### Work instructions:
Can you reproduce the data beneath, keeping every line exact?

### Records for processing:
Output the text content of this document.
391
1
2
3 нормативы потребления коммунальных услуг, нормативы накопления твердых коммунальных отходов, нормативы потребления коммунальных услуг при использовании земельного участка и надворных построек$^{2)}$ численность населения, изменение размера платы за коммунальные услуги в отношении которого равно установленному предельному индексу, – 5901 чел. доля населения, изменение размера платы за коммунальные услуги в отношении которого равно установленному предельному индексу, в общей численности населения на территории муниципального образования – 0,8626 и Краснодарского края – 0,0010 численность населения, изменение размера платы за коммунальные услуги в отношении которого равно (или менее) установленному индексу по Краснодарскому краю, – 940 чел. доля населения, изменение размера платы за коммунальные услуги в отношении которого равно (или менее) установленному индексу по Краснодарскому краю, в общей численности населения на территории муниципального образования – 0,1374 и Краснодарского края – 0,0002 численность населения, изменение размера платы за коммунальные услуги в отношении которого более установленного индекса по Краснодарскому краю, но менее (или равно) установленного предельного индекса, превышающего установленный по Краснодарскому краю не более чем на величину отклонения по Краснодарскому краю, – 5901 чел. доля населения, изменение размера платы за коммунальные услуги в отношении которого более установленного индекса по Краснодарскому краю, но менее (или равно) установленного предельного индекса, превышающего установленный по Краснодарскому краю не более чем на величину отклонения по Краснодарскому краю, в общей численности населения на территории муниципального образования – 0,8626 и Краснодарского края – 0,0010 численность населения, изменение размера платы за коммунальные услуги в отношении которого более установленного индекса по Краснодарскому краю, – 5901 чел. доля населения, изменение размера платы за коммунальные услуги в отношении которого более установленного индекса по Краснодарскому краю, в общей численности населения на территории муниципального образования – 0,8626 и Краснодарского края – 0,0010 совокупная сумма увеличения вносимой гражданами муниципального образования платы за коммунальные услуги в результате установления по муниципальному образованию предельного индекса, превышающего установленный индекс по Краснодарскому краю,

### Correct answer:
Output the text content of this document.
391
1
2
3 нормативы потребления коммунальных услуг, нормативы накопления твердых коммунальных отходов, нормативы потребления коммунальных услуг при использовании земельного участка и надворных построек$^{2)}$ численность населения, изменение размера платы за коммунальные услуги в отношении которого равно установленному предельному индексу, – 5901 чел. доля населения, изменение размера платы за коммунальные услуги в отношении которого равно установленному предельному индексу, в общей численности населения на территории муниципального образования – 0,8626 и Краснодарского края – 0,0010 численность населения, изменение размера платы за коммунальные услуги в отношении которого равно (или менее) установленному индексу по Краснодарскому краю, – 940 чел. доля населения, изменение размера платы за коммунальные услуги в отношении которого равно (или менее) установленному индексу по Краснодарскому краю, в общей численности населения на территории муниципального образования – 0,1374 и Краснодарского края – 0,0002 численность населения, изменение размера платы за коммунальные услуги в отношении которого более установленного индекса по Краснодарскому краю, но менее (или равно) установленного предельного индекса, превышающего установленный по Краснодарскому краю не более чем на величину отклонения по Краснодарскому краю, – 5901 чел. доля населения, изменение размера платы за коммунальные услуги в отношении которого более установленного индекса по Краснодарскому краю, но менее (или равно) установленного предельного индекса, превышающего установленный по Краснодарскому краю не более чем на величину отклонения по Краснодарскому краю, в общей численности населения на территории муниципального образования – 0,8626 и Краснодарского края – 0,0010 численность населения, изменение размера платы за коммунальные услуги в отношении которого более установленного индекса по Краснодарскому краю, – 5901 чел. доля населения, изменение размера платы за коммунальные услуги в отношении которого более установленного индекса по Краснодарскому краю, в общей численности населения на территории муниципального образования – 0,8626 и Краснодарского края – 0,0010 совокупная сумма увеличения вносимой гражданами муниципального образования платы за коммунальные услуги в результате установления по муниципальному образованию предельного индекса, превышающего установленный индекс по Краснодарскому краю,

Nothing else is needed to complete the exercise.